_Written request_. Leaving out the pictures, please retype each record exactly.

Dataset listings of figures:
= = = = =
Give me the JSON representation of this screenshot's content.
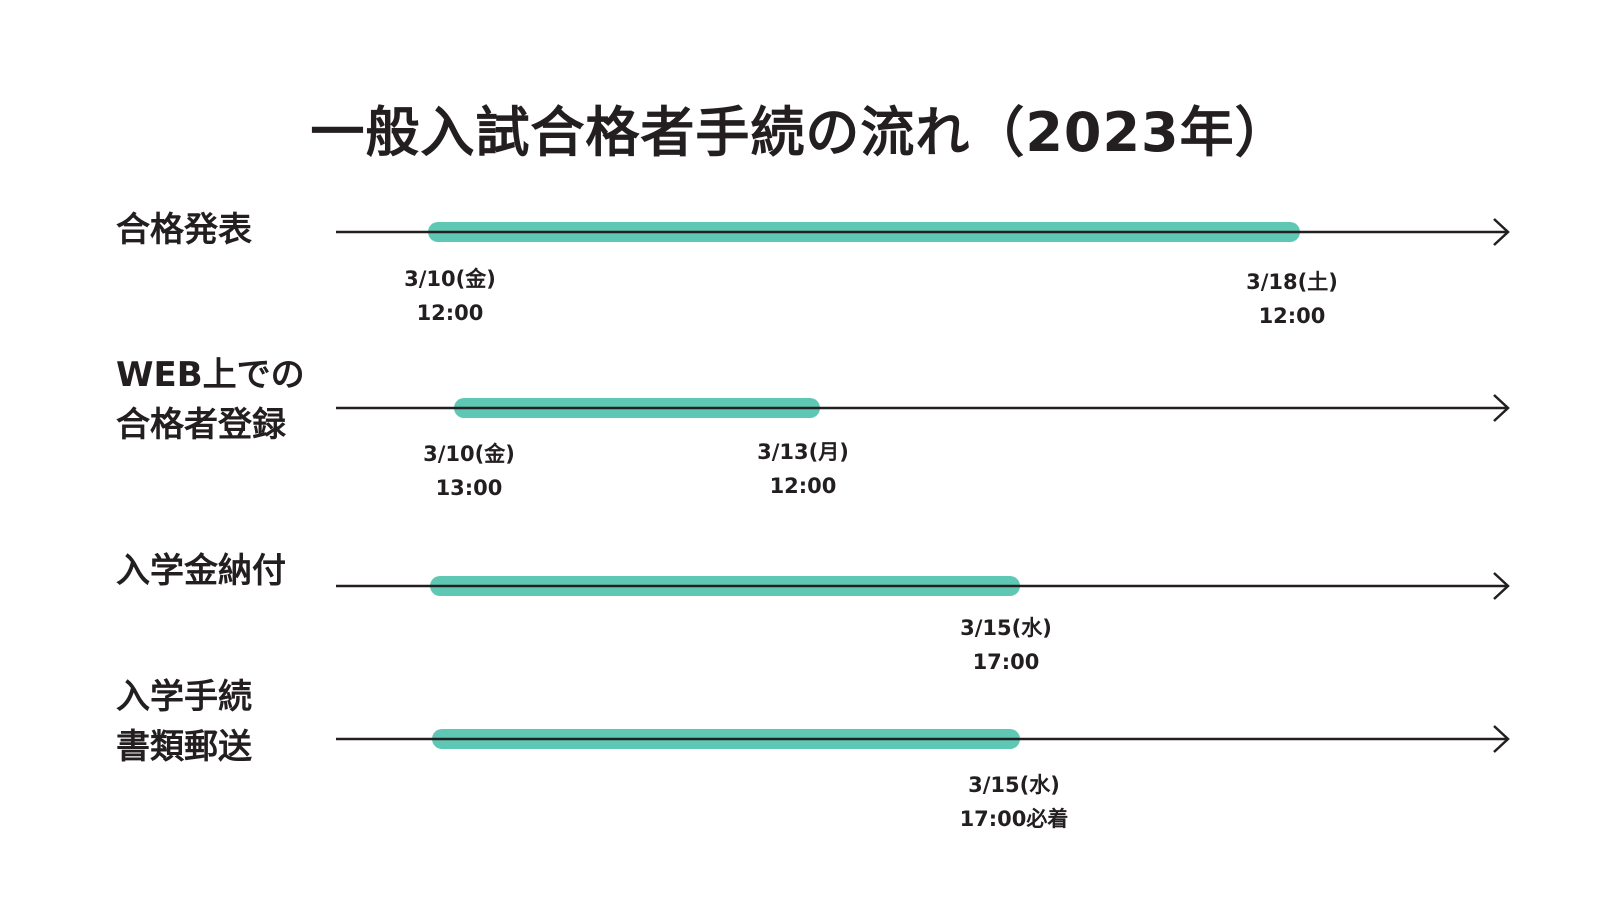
{
  "title": "一般入試合格者手続の流れ（2023年）",
  "colors": {
    "bar": "#5ec8b4",
    "line": "#231f20",
    "text": "#231f20"
  },
  "rows": [
    {
      "label_lines": [
        "合格発表"
      ],
      "dates": [
        {
          "line1": "3/10(金)",
          "line2": "12:00"
        },
        {
          "line1": "3/18(土)",
          "line2": "12:00"
        }
      ]
    },
    {
      "label_lines": [
        "WEB上での",
        "合格者登録"
      ],
      "dates": [
        {
          "line1": "3/10(金)",
          "line2": "13:00"
        },
        {
          "line1": "3/13(月)",
          "line2": "12:00"
        }
      ]
    },
    {
      "label_lines": [
        "入学金納付"
      ],
      "dates": [
        {
          "line1": "3/15(水)",
          "line2": "17:00"
        }
      ]
    },
    {
      "label_lines": [
        "入学手続",
        "書類郵送"
      ],
      "dates": [
        {
          "line1": "3/15(水)",
          "line2": "17:00必着"
        }
      ]
    }
  ]
}
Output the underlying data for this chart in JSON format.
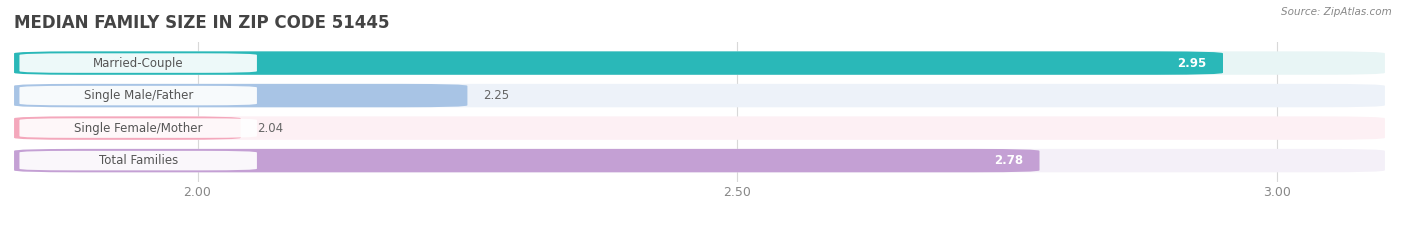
{
  "title": "MEDIAN FAMILY SIZE IN ZIP CODE 51445",
  "source": "Source: ZipAtlas.com",
  "categories": [
    "Married-Couple",
    "Single Male/Father",
    "Single Female/Mother",
    "Total Families"
  ],
  "values": [
    2.95,
    2.25,
    2.04,
    2.78
  ],
  "bar_colors": [
    "#2ab8b8",
    "#a8c4e5",
    "#f4a8bc",
    "#c4a0d4"
  ],
  "bar_bg_colors": [
    "#e8f5f5",
    "#edf2f9",
    "#fdf0f4",
    "#f4f0f8"
  ],
  "label_text_color": "#555555",
  "value_label_colors": [
    "#ffffff",
    "#666666",
    "#666666",
    "#ffffff"
  ],
  "xlim_min": 1.83,
  "xlim_max": 3.1,
  "xticks": [
    2.0,
    2.5,
    3.0
  ],
  "title_fontsize": 12,
  "label_fontsize": 8.5,
  "value_fontsize": 8.5,
  "background_color": "#ffffff",
  "tick_label_color": "#888888"
}
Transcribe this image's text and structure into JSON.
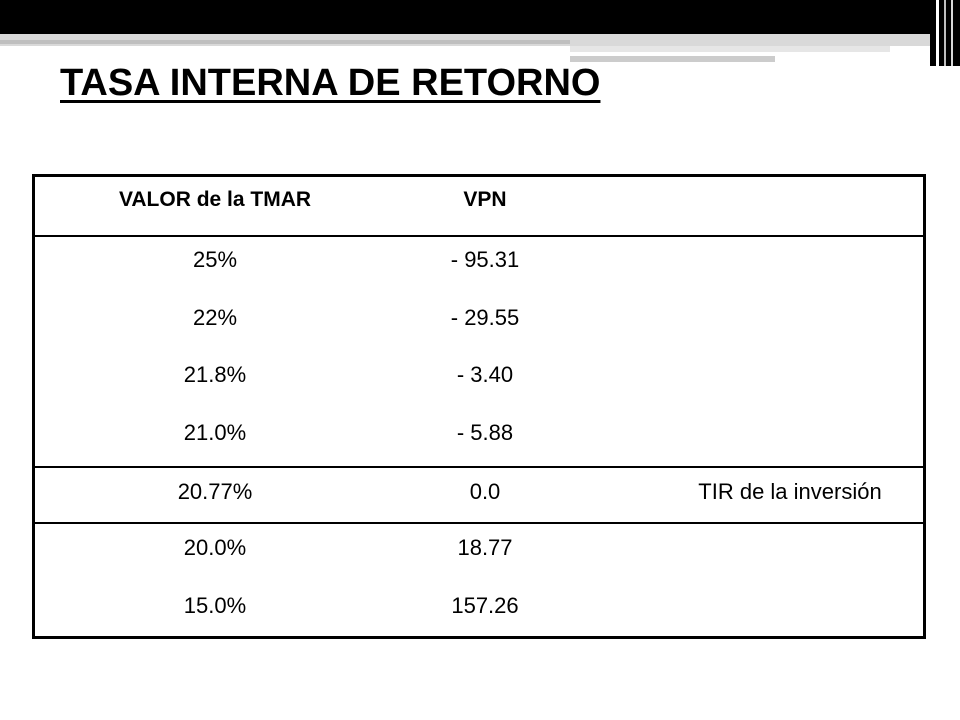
= = = = =
_Correct response_.
Give me the JSON representation of this screenshot's content.
{
  "title": "一般入試合格者手続の流れ（2023年）",
  "colors": {
    "bar": "#5ec8b4",
    "line": "#231f20",
    "text": "#231f20"
  },
  "rows": [
    {
      "label_lines": [
        "合格発表"
      ],
      "dates": [
        {
          "line1": "3/10(金)",
          "line2": "12:00"
        },
        {
          "line1": "3/18(土)",
          "line2": "12:00"
        }
      ]
    },
    {
      "label_lines": [
        "WEB上での",
        "合格者登録"
      ],
      "dates": [
        {
          "line1": "3/10(金)",
          "line2": "13:00"
        },
        {
          "line1": "3/13(月)",
          "line2": "12:00"
        }
      ]
    },
    {
      "label_lines": [
        "入学金納付"
      ],
      "dates": [
        {
          "line1": "3/15(水)",
          "line2": "17:00"
        }
      ]
    },
    {
      "label_lines": [
        "入学手続",
        "書類郵送"
      ],
      "dates": [
        {
          "line1": "3/15(水)",
          "line2": "17:00必着"
        }
      ]
    }
  ]
}
Output the underlying data for this chart in JSON format.
{
  "title": "MEDIAN FAMILY SIZE IN ZIP CODE 51445",
  "source": "Source: ZipAtlas.com",
  "categories": [
    "Married-Couple",
    "Single Male/Father",
    "Single Female/Mother",
    "Total Families"
  ],
  "values": [
    2.95,
    2.25,
    2.04,
    2.78
  ],
  "bar_colors": [
    "#2ab8b8",
    "#a8c4e5",
    "#f4a8bc",
    "#c4a0d4"
  ],
  "bar_bg_colors": [
    "#e8f5f5",
    "#edf2f9",
    "#fdf0f4",
    "#f4f0f8"
  ],
  "label_text_color": "#555555",
  "value_label_colors": [
    "#ffffff",
    "#666666",
    "#666666",
    "#ffffff"
  ],
  "xlim_min": 1.83,
  "xlim_max": 3.1,
  "xticks": [
    2.0,
    2.5,
    3.0
  ],
  "title_fontsize": 12,
  "label_fontsize": 8.5,
  "value_fontsize": 8.5,
  "background_color": "#ffffff",
  "tick_label_color": "#888888"
}
Transcribe this image's text and structure into JSON.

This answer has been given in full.